--- Text block ---
----------------------------------------
TensorRT engine context memory sharing (#45842)

173b39bb · Yuanle Liu · GitHub · d772166c · 173b39bb · 173b39bb
9 changed file
--- a/paddle/fluid/inference/analysis/argument.h
+++ b/paddle/fluid/inference/analysis/argument.h
@@ -314,6 +314,7 @@ struct Argument {

  // Memory optimized related.
  DECL_ARGUMENT_FIELD(enable_memory_optim, EnableMemoryOptim, bool);
+  DECL_ARGUMENT_FIELD(trt_engine_memory_sharing, TrtEngineMemorySharing, bool);

  // Indicate which kind of sort algorithm is used for operators, the memory
  // optimization relays on the sort algorithm.

--- a/paddle/fluid/inference/analysis/ir_pass_manager.cc
+++ b/paddle/fluid/inference/analysis/ir_pass_manager.cc
@@ -145,7 +145,8 @@ void IRPassManager::CreatePasses(Argument *argument,
      pass->Set("use_calib_mode", new bool(use_calib_mode));
      pass->Set("precision_mode",
                new AnalysisConfig::Precision(precision_mode));
-
+      pass->Set("context_memory_sharing",
+                new bool(argument->trt_engine_memory_sharing()));
      bool use_static_engine = argument->tensorrt_use_static_engine();
      bool model_from_memory = argument->model_from_memory();
      std::string optim_cache_dir = argument->optim_cache_dir();

--- a/paddle/fluid/inference/analysis/ir_passes/tensorrt_subgraph_pass.cc
+++ b/paddle/fluid/inference/analysis/ir_passes/tensorrt_subgraph_pass.cc
@@ -164,11 +164,9 @@ void analysis::TensorRtSubgraphPass::ApplyImpl(
  // those parameter already exist in trt, and should not have another copy in
  // fluid.
----------------------------------------
--- Dataset ---

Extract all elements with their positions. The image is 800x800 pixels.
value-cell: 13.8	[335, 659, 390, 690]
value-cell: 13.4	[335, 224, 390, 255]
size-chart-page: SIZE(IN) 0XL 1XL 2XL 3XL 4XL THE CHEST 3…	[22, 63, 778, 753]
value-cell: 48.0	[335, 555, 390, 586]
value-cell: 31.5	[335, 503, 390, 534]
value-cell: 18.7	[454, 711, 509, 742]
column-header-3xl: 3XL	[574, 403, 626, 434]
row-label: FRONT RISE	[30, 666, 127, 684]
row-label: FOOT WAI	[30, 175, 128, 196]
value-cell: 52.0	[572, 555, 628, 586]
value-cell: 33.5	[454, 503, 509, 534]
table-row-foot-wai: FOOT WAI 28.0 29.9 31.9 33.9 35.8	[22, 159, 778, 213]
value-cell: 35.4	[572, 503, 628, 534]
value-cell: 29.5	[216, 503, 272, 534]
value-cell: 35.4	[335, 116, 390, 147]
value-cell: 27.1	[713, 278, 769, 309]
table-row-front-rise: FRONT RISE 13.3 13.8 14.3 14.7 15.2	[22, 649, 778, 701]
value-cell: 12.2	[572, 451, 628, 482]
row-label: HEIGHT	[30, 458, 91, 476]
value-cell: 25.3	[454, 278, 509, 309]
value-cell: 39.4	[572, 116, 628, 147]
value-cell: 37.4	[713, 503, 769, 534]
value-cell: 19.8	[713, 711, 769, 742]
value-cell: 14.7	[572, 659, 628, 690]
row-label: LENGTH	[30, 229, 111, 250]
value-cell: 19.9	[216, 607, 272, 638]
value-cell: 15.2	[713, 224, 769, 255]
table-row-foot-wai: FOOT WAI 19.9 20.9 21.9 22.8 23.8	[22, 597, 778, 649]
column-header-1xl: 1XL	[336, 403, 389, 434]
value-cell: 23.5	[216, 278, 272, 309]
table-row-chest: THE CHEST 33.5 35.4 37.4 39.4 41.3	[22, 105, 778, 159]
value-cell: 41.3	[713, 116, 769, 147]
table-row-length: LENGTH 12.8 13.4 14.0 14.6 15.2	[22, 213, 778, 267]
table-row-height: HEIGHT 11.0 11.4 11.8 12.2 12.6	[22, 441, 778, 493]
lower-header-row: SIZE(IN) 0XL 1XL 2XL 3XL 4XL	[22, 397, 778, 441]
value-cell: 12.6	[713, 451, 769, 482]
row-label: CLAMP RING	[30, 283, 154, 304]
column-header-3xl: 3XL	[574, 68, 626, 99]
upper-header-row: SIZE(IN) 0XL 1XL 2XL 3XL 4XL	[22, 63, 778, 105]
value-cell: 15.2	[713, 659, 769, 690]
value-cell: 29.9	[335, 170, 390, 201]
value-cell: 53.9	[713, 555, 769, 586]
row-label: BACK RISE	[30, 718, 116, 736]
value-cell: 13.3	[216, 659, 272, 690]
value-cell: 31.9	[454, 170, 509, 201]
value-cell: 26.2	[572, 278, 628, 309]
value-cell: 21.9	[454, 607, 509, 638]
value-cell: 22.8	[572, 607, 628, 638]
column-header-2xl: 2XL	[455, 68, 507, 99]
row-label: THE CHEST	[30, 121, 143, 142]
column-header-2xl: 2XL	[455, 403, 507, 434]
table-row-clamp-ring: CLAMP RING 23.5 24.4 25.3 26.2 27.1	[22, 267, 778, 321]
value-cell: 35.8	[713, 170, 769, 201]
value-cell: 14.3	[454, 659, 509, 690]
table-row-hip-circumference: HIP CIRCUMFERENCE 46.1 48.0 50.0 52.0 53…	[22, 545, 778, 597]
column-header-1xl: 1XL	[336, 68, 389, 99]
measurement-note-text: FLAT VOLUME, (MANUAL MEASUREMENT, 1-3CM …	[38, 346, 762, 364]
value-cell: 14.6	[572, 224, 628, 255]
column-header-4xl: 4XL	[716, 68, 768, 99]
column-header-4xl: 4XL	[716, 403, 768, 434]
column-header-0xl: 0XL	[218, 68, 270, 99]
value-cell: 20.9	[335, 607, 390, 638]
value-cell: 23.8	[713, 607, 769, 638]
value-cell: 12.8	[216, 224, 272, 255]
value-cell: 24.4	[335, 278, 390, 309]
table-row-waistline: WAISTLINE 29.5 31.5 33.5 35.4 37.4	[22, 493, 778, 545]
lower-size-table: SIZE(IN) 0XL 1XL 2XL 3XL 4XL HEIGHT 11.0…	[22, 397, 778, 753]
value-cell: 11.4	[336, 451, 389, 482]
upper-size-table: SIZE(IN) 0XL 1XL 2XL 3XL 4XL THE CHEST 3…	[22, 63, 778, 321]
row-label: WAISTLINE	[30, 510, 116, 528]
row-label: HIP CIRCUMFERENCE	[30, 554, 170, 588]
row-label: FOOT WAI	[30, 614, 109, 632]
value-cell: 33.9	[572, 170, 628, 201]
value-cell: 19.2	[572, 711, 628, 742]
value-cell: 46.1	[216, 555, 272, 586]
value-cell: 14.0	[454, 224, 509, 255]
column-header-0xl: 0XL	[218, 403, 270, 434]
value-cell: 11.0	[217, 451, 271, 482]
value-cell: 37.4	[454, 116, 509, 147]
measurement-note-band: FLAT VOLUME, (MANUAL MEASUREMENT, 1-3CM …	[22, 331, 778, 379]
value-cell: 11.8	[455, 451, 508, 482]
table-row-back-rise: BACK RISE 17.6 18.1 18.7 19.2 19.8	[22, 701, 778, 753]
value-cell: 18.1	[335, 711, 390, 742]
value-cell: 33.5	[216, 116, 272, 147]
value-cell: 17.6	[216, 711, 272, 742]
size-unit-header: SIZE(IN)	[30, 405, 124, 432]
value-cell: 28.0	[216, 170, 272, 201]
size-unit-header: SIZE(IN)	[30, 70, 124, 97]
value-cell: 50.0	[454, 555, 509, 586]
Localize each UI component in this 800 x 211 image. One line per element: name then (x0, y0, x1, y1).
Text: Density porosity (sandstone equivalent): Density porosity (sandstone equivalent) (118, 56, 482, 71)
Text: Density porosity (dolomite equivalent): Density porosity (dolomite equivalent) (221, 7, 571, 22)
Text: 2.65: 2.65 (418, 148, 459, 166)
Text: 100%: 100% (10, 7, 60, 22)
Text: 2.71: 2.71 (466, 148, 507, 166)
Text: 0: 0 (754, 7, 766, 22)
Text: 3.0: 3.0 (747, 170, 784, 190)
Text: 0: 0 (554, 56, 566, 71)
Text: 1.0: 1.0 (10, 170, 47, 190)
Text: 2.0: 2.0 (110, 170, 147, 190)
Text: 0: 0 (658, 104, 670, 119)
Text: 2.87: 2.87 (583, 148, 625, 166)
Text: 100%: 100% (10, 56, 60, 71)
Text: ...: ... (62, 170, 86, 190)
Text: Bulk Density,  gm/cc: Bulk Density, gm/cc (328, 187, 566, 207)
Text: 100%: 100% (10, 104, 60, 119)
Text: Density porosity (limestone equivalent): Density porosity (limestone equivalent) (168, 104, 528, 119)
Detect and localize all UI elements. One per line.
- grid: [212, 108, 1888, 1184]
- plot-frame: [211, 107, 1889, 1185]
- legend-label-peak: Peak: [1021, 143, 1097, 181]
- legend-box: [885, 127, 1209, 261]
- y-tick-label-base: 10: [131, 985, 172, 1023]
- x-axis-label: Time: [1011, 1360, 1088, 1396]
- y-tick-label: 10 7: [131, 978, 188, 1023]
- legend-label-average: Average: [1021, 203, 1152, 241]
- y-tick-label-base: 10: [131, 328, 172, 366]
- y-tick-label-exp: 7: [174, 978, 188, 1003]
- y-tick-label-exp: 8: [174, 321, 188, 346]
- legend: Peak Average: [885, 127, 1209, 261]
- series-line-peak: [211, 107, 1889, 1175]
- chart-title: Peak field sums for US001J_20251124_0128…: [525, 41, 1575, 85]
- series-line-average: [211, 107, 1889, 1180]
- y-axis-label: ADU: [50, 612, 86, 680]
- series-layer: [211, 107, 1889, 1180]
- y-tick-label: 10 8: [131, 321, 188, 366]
----------------------------------------
--- The tasks ---
1. Reproduce verbatim the stretch of the TensorRT diff from "TensorRT engine context" through "Memory optimized related.".
2. List every full file path that appears in the file headers (the lines beginning with --- or +++) of the TensorRT diff.
3. In the TensorRT diff, which comment stands above the line that declares the trt_engine_memory_sharing field?

--- Answers to the exercise ---
1.
TensorRT engine context memory sharing (#45842)

173b39bb · Yuanle Liu · GitHub · d772166c · 173b39bb · 173b39bb
9 changed file
--- a/paddle/fluid/inference/analysis/argument.h
+++ b/paddle/fluid/inference/analysis/argument.h
@@ -314,6 +314,7 @@ struct Argument {

  // Memory optimized related.

2.
paddle/fluid/inference/analysis/argument.h
paddle/fluid/inference/analysis/ir_pass_manager.cc
paddle/fluid/inference/analysis/ir_passes/tensorrt_subgraph_pass.cc

3. "// Memory optimized related."